Task prompt
Gather all lines in the entries below that include the word "Forecast".
_____
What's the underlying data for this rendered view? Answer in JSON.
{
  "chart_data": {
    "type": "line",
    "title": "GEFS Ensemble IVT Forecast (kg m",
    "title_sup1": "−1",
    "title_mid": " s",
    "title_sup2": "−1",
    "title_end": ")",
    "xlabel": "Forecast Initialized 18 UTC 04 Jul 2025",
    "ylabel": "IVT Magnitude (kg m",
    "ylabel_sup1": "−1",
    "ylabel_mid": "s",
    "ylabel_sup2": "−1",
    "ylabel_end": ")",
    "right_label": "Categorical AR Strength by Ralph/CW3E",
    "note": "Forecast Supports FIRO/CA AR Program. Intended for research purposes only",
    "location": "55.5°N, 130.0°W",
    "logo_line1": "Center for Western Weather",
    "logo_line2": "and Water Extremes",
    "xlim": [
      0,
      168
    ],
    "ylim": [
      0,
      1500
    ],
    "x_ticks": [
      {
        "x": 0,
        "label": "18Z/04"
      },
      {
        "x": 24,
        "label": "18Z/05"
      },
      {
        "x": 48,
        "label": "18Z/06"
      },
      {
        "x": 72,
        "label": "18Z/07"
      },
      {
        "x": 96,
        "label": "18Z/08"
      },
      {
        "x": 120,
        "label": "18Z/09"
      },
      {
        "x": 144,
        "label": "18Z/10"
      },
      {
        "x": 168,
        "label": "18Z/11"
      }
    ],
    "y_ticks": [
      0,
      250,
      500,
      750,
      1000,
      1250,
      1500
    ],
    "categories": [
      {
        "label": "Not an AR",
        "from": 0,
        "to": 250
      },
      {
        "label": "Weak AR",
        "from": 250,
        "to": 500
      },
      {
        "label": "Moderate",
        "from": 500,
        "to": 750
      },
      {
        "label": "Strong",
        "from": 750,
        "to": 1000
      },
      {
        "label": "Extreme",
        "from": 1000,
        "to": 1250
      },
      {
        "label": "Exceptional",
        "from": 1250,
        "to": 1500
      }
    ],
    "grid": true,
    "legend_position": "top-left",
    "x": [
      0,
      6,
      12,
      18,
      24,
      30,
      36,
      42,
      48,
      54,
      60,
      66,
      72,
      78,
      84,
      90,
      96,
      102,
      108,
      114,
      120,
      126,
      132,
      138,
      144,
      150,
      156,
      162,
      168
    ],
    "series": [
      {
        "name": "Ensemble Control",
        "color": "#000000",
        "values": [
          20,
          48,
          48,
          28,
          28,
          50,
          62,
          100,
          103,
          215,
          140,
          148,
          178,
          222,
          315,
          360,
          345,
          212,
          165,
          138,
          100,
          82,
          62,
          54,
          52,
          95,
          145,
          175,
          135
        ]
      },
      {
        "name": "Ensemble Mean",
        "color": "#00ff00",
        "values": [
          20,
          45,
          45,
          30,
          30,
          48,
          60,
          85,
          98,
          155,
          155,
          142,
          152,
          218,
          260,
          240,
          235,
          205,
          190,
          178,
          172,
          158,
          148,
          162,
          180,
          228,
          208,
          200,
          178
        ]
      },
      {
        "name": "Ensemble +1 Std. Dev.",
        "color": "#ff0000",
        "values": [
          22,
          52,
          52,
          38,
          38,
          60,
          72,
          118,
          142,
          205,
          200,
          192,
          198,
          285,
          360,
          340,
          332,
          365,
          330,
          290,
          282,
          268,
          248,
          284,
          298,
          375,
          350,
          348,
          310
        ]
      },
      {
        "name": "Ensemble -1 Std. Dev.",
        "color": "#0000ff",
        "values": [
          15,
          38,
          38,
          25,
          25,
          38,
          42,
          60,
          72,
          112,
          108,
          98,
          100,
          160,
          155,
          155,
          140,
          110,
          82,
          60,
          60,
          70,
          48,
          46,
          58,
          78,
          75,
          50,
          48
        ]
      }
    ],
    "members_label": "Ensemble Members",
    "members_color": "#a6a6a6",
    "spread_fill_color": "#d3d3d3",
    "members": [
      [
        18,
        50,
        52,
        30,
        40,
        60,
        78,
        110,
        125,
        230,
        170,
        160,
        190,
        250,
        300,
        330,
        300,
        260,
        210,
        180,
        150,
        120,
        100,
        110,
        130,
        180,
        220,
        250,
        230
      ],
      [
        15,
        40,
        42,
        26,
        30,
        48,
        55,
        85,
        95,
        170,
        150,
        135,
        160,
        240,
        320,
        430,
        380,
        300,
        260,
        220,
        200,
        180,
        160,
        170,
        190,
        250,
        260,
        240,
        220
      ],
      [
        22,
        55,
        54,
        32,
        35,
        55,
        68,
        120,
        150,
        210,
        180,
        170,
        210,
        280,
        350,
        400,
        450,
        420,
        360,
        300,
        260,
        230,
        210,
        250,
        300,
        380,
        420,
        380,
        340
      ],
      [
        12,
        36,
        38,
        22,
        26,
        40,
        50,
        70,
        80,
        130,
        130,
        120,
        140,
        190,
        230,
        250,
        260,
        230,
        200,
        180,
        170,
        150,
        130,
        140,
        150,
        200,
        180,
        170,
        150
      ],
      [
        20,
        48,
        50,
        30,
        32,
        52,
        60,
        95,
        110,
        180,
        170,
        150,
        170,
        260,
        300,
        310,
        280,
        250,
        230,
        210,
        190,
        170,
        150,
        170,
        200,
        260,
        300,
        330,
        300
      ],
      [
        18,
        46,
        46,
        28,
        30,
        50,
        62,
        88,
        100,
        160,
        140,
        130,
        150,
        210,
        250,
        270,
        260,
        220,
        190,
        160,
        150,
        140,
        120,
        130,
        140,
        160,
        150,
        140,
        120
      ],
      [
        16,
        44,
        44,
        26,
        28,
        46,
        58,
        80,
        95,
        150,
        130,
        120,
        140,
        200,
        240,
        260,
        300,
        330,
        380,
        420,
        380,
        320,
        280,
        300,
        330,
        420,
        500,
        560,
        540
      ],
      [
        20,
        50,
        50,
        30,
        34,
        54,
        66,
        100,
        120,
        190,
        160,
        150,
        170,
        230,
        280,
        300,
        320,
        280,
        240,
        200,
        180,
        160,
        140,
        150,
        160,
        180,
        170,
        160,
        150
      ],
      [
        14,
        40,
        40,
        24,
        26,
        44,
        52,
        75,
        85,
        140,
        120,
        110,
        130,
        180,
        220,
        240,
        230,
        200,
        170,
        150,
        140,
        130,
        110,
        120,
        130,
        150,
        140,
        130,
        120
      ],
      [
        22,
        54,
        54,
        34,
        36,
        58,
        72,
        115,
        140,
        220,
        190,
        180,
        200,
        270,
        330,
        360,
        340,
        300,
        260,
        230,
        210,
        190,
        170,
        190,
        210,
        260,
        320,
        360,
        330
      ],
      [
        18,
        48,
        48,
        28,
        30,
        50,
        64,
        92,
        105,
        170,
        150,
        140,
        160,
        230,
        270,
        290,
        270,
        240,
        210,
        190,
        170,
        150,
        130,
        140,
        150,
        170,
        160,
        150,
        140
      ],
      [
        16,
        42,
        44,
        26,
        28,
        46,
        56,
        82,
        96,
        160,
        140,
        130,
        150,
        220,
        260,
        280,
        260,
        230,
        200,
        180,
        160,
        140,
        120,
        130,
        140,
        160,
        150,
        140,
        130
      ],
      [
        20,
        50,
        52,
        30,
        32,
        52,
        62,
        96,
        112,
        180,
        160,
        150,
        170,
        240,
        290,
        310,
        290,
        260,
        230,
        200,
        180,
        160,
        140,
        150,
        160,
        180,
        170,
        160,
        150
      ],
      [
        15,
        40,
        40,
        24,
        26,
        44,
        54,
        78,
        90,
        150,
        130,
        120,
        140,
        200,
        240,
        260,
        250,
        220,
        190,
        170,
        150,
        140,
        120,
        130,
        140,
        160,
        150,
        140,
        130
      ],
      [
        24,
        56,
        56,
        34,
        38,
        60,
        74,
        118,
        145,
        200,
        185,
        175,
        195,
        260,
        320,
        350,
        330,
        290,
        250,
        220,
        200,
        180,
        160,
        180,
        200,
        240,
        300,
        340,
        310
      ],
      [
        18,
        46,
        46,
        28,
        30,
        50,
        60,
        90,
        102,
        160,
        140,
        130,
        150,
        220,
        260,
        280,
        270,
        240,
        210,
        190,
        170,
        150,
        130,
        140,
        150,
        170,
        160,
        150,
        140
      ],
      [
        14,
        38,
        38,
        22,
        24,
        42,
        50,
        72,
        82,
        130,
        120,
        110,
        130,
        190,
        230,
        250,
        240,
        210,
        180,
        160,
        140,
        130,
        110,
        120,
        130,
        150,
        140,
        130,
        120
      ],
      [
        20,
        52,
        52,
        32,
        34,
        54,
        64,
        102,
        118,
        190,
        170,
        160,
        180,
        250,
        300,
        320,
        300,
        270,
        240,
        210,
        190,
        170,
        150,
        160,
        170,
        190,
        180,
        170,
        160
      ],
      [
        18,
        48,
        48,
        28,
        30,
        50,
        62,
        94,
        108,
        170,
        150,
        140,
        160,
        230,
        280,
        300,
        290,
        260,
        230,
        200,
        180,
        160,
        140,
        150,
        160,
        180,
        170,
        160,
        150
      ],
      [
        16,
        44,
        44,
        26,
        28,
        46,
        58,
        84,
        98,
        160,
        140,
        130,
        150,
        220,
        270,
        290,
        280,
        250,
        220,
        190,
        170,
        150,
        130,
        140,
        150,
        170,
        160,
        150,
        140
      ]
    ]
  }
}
_____
Full output
    "title": "GEFS Ensemble IVT Forecast (kg m",
    "xlabel": "Forecast Initialized 18 UTC 04 Jul 2025",
    "note": "Forecast Supports FIRO/CA AR Program. Intended for research purposes only",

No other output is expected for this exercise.